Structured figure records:
═══

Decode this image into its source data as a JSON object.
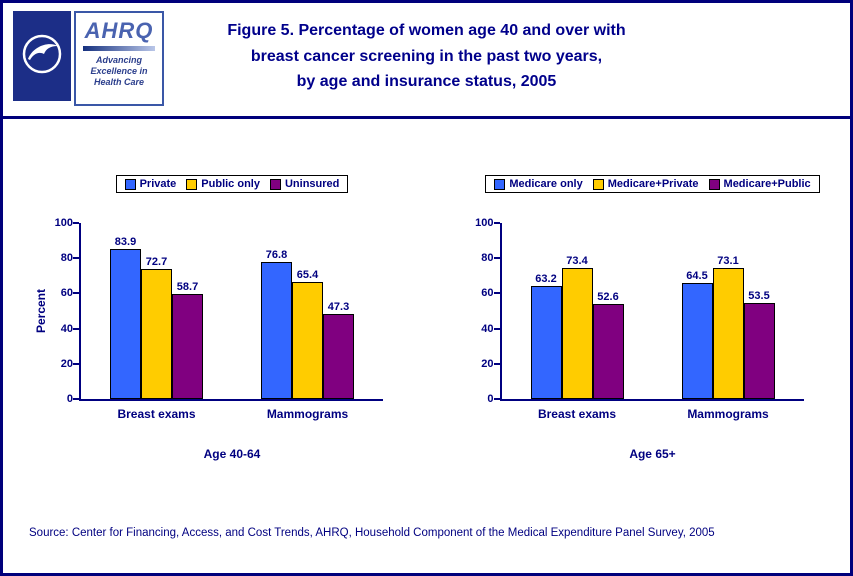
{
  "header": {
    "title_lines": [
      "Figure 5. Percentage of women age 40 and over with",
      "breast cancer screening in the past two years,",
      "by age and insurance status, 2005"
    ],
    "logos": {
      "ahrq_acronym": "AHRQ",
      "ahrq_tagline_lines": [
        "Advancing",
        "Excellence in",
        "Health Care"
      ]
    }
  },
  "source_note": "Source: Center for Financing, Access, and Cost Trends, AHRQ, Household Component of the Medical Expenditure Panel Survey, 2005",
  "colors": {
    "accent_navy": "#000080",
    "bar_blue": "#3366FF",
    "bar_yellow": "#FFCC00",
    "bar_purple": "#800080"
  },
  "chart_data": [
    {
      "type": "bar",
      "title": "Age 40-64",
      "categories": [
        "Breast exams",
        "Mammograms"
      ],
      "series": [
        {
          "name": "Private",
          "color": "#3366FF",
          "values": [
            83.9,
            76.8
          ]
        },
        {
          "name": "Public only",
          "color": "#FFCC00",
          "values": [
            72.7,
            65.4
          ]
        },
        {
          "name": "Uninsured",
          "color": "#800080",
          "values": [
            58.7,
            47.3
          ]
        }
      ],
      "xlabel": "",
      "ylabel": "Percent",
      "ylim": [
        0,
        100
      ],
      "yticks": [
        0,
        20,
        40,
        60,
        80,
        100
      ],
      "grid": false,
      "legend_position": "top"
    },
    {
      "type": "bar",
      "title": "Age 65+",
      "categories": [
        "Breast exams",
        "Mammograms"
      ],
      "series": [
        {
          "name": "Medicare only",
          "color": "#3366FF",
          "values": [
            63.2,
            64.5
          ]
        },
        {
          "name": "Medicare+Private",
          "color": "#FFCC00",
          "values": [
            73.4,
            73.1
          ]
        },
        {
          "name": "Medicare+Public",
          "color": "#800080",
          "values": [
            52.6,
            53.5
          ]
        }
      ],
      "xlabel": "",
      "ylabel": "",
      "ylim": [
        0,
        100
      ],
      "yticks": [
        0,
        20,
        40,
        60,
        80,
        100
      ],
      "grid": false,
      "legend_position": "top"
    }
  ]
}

═══

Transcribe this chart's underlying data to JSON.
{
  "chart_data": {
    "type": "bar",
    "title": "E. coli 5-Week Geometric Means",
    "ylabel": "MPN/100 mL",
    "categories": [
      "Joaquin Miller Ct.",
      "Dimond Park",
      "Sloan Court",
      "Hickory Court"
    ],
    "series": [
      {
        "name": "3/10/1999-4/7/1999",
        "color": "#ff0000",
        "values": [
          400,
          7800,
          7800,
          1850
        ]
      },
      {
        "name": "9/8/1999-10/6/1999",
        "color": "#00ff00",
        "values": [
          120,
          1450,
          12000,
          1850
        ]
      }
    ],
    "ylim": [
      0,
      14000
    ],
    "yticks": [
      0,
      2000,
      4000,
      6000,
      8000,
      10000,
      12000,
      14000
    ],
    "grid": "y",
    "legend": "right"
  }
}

═══

### Exercise description
From the data above, copy out every line with the string "name" in it.

### Written reply
          "name": "Private",
          "name": "Public only",
          "name": "Uninsured",
          "name": "Medicare only",
          "name": "Medicare+Private",
          "name": "Medicare+Public",
        "name": "3/10/1999-4/7/1999",
        "name": "9/8/1999-10/6/1999",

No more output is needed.